== RECORDS FOR THIS TASK ==
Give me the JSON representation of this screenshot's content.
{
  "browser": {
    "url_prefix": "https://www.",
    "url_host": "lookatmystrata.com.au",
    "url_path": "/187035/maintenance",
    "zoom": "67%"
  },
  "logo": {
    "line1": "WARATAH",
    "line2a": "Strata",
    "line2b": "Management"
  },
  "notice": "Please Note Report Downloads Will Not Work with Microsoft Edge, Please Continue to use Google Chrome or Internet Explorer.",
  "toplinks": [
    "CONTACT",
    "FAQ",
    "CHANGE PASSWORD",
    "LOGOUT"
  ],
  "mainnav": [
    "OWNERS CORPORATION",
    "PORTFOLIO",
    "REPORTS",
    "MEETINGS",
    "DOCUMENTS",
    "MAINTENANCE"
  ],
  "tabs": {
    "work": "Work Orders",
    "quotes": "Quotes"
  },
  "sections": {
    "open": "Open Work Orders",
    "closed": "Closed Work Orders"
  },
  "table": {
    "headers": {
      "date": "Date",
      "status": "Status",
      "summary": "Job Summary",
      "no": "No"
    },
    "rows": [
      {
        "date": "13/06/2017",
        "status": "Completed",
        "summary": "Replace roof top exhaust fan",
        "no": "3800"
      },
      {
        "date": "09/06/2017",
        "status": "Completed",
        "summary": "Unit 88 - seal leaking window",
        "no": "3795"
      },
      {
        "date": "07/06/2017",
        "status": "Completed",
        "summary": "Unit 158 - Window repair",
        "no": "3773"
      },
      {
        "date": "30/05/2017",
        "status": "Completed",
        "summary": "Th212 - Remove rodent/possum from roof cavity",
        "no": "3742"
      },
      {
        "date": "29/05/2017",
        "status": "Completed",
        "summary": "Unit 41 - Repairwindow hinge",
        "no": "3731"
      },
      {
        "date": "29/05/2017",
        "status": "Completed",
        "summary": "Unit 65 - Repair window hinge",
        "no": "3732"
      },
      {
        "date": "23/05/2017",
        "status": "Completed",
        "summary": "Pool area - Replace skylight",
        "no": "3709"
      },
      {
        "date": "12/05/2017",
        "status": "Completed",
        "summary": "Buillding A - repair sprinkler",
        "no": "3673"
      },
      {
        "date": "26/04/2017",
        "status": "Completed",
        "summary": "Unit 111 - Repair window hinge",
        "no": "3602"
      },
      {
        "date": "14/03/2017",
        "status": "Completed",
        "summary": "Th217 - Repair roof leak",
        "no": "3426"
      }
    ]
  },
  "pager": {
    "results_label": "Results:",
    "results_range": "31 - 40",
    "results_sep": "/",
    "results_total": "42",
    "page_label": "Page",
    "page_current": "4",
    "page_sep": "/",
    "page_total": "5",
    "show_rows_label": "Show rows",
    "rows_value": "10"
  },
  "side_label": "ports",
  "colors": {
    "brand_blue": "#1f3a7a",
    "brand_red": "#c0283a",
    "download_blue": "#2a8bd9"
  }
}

--

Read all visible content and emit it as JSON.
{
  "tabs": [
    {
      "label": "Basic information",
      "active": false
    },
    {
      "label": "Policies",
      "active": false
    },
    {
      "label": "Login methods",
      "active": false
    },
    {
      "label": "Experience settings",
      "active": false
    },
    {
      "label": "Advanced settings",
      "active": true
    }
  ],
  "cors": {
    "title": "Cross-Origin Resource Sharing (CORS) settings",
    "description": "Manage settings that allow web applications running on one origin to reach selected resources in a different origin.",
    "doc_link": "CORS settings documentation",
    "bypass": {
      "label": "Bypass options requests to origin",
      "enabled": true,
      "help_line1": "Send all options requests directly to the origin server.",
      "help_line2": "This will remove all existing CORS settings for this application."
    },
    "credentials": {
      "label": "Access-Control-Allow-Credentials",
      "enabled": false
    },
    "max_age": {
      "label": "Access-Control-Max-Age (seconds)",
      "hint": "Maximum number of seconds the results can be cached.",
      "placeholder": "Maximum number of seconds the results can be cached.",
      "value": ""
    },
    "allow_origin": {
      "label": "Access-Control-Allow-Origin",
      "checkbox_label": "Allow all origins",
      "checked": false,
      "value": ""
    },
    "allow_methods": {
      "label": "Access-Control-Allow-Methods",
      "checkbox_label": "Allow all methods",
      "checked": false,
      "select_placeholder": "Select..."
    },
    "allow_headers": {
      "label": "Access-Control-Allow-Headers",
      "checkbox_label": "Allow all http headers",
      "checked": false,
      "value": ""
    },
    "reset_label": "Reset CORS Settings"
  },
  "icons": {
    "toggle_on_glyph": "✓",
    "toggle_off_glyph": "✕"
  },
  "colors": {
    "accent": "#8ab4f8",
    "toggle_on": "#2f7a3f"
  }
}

---

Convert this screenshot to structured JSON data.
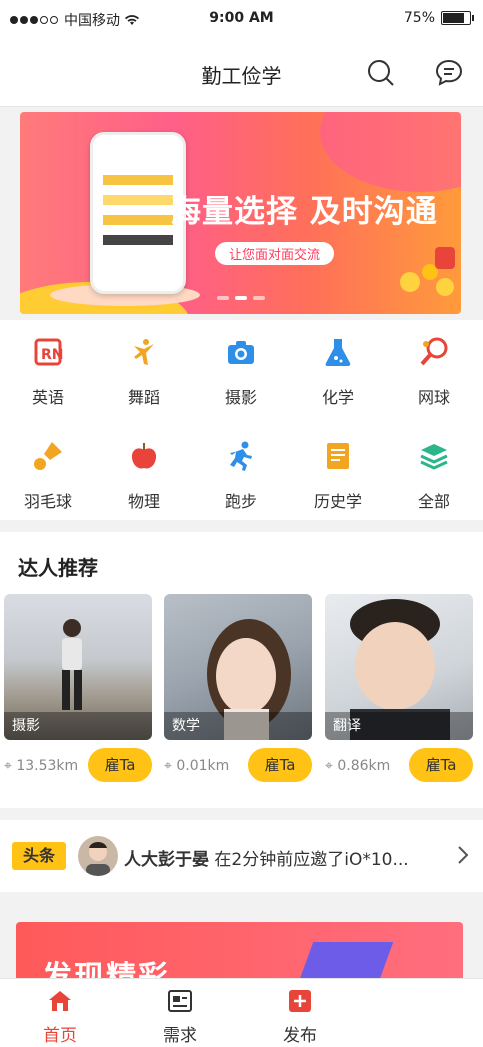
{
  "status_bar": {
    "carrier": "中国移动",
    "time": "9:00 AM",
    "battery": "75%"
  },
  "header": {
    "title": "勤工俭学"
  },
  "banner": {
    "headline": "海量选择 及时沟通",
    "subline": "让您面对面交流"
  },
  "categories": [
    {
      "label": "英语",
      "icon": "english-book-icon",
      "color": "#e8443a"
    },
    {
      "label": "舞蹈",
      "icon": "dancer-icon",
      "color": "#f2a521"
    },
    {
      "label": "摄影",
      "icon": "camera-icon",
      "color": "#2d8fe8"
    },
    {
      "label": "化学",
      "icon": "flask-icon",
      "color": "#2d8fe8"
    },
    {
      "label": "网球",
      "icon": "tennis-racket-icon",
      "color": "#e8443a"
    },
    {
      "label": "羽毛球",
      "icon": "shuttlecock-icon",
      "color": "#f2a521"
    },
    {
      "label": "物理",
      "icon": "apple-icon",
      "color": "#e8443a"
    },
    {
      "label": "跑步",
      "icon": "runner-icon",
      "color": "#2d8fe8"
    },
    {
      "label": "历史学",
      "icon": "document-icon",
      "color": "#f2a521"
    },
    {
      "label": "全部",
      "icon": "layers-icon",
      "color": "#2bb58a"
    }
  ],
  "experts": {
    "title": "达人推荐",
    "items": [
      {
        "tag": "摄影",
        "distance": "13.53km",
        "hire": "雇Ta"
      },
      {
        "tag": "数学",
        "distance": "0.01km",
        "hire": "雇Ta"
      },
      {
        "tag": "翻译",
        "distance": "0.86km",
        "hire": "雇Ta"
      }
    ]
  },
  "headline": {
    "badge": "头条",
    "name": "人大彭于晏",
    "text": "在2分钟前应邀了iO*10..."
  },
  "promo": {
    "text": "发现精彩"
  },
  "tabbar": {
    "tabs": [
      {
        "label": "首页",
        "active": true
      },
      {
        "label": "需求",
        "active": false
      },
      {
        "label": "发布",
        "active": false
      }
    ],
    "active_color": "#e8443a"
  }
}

== TASK STATEMENT ==
Pull every line holding "screenshot" out of the records.

== WRITTEN SOLUTION ==
Give me the JSON representation of this screenshot's content.
Convert this screenshot to structured JSON data.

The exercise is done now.